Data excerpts
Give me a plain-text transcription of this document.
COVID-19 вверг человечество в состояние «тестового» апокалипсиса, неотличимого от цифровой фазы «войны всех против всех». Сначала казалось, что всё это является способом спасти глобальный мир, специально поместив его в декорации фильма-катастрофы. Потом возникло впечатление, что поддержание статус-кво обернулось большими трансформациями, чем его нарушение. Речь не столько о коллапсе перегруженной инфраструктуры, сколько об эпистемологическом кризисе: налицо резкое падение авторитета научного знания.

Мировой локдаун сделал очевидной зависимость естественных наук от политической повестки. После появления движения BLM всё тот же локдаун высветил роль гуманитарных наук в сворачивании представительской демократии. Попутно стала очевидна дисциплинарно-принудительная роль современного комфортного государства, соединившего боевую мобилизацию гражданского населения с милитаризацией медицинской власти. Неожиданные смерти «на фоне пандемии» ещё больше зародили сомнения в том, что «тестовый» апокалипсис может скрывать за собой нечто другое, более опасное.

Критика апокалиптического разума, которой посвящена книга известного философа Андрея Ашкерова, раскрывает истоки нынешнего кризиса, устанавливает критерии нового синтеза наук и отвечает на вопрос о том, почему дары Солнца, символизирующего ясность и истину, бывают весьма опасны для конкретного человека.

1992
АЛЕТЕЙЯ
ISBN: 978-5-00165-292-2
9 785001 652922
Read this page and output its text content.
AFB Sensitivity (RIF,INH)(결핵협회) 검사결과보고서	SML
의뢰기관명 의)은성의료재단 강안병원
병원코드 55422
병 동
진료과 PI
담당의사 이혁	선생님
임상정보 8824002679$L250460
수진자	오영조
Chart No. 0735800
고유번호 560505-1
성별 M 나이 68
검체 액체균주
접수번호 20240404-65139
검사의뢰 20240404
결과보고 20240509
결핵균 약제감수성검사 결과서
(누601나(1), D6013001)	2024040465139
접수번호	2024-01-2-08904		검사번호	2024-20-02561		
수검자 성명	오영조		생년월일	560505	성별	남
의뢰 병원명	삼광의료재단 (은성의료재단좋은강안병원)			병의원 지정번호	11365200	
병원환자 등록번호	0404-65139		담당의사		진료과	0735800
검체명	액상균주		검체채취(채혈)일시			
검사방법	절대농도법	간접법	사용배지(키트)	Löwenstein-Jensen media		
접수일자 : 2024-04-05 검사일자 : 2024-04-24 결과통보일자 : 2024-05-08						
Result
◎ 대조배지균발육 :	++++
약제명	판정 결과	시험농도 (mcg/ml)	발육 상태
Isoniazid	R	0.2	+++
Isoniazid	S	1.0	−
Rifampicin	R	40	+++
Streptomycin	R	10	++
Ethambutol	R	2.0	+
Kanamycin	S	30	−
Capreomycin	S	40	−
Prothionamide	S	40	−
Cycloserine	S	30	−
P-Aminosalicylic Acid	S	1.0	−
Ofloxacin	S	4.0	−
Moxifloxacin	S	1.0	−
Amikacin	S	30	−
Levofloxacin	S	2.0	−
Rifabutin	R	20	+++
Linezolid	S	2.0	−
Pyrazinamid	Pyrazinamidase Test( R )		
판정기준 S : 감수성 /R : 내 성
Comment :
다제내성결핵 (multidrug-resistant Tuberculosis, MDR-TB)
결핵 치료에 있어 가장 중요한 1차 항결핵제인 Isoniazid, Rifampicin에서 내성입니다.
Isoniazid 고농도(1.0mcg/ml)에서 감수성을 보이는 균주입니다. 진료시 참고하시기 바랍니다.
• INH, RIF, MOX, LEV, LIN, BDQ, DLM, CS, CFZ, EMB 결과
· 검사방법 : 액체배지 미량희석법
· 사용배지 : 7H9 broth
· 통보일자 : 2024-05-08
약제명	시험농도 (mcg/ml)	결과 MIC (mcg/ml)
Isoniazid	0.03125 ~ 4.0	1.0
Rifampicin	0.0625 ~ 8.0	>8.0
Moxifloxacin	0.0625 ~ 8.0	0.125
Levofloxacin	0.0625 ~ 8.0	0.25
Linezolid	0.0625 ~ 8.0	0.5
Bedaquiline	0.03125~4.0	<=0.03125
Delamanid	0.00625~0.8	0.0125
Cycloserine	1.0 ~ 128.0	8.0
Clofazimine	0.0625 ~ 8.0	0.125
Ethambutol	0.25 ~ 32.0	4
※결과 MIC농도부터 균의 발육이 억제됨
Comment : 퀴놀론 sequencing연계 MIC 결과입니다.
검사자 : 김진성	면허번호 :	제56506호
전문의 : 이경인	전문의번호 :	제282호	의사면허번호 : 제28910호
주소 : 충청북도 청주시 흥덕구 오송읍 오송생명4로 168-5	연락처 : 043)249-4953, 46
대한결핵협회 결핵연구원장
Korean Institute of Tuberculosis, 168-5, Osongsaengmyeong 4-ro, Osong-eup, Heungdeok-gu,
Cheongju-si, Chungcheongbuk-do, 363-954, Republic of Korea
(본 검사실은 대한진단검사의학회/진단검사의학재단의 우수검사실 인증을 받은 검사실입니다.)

» Exercise aim
Return all of the entries exactly as they were supplied.

» Solution to the problem
Give me a plain-text transcription of this document.
COVID-19 вверг человечество в состояние «тестового» апокалипсиса, неотличимого от цифровой фазы «войны всех против всех». Сначала казалось, что всё это является способом спасти глобальный мир, специально поместив его в декорации фильма-катастрофы. Потом возникло впечатление, что поддержание статус-кво обернулось большими трансформациями, чем его нарушение. Речь не столько о коллапсе перегруженной инфраструктуры, сколько об эпистемологическом кризисе: налицо резкое падение авторитета научного знания.

Мировой локдаун сделал очевидной зависимость естественных наук от политической повестки. После появления движения BLM всё тот же локдаун высветил роль гуманитарных наук в сворачивании представительской демократии. Попутно стала очевидна дисциплинарно-принудительная роль современного комфортного государства, соединившего боевую мобилизацию гражданского населения с милитаризацией медицинской власти. Неожиданные смерти «на фоне пандемии» ещё больше зародили сомнения в том, что «тестовый» апокалипсис может скрывать за собой нечто другое, более опасное.

Критика апокалиптического разума, которой посвящена книга известного философа Андрея Ашкерова, раскрывает истоки нынешнего кризиса, устанавливает критерии нового синтеза наук и отвечает на вопрос о том, почему дары Солнца, символизирующего ясность и истину, бывают весьма опасны для конкретного человека.

1992
АЛЕТЕЙЯ
ISBN: 978-5-00165-292-2
9 785001 652922
Read this page and output its text content.
AFB Sensitivity (RIF,INH)(결핵협회) 검사결과보고서	SML
의뢰기관명 의)은성의료재단 강안병원
병원코드 55422
병 동
진료과 PI
담당의사 이혁	선생님
임상정보 8824002679$L250460
수진자	오영조
Chart No. 0735800
고유번호 560505-1
성별 M 나이 68
검체 액체균주
접수번호 20240404-65139
검사의뢰 20240404
결과보고 20240509
결핵균 약제감수성검사 결과서
(누601나(1), D6013001)	2024040465139
접수번호	2024-01-2-08904		검사번호	2024-20-02561		
수검자 성명	오영조		생년월일	560505	성별	남
의뢰 병원명	삼광의료재단 (은성의료재단좋은강안병원)			병의원 지정번호	11365200	
병원환자 등록번호	0404-65139		담당의사		진료과	0735800
검체명	액상균주		검체채취(채혈)일시			
검사방법	절대농도법	간접법	사용배지(키트)	Löwenstein-Jensen media		
접수일자 : 2024-04-05 검사일자 : 2024-04-24 결과통보일자 : 2024-05-08						
Result
◎ 대조배지균발육 :	++++
약제명	판정 결과	시험농도 (mcg/ml)	발육 상태
Isoniazid	R	0.2	+++
Isoniazid	S	1.0	−
Rifampicin	R	40	+++
Streptomycin	R	10	++
Ethambutol	R	2.0	+
Kanamycin	S	30	−
Capreomycin	S	40	−
Prothionamide	S	40	−
Cycloserine	S	30	−
P-Aminosalicylic Acid	S	1.0	−
Ofloxacin	S	4.0	−
Moxifloxacin	S	1.0	−
Amikacin	S	30	−
Levofloxacin	S	2.0	−
Rifabutin	R	20	+++
Linezolid	S	2.0	−
Pyrazinamid	Pyrazinamidase Test( R )		
판정기준 S : 감수성 /R : 내 성
Comment :
다제내성결핵 (multidrug-resistant Tuberculosis, MDR-TB)
결핵 치료에 있어 가장 중요한 1차 항결핵제인 Isoniazid, Rifampicin에서 내성입니다.
Isoniazid 고농도(1.0mcg/ml)에서 감수성을 보이는 균주입니다. 진료시 참고하시기 바랍니다.
• INH, RIF, MOX, LEV, LIN, BDQ, DLM, CS, CFZ, EMB 결과
· 검사방법 : 액체배지 미량희석법
· 사용배지 : 7H9 broth
· 통보일자 : 2024-05-08
약제명	시험농도 (mcg/ml)	결과 MIC (mcg/ml)
Isoniazid	0.03125 ~ 4.0	1.0
Rifampicin	0.0625 ~ 8.0	>8.0
Moxifloxacin	0.0625 ~ 8.0	0.125
Levofloxacin	0.0625 ~ 8.0	0.25
Linezolid	0.0625 ~ 8.0	0.5
Bedaquiline	0.03125~4.0	<=0.03125
Delamanid	0.00625~0.8	0.0125
Cycloserine	1.0 ~ 128.0	8.0
Clofazimine	0.0625 ~ 8.0	0.125
Ethambutol	0.25 ~ 32.0	4
※결과 MIC농도부터 균의 발육이 억제됨
Comment : 퀴놀론 sequencing연계 MIC 결과입니다.
검사자 : 김진성	면허번호 :	제56506호
전문의 : 이경인	전문의번호 :	제282호	의사면허번호 : 제28910호
주소 : 충청북도 청주시 흥덕구 오송읍 오송생명4로 168-5	연락처 : 043)249-4953, 46
대한결핵협회 결핵연구원장
Korean Institute of Tuberculosis, 168-5, Osongsaengmyeong 4-ro, Osong-eup, Heungdeok-gu,
Cheongju-si, Chungcheongbuk-do, 363-954, Republic of Korea
(본 검사실은 대한진단검사의학회/진단검사의학재단의 우수검사실 인증을 받은 검사실입니다.)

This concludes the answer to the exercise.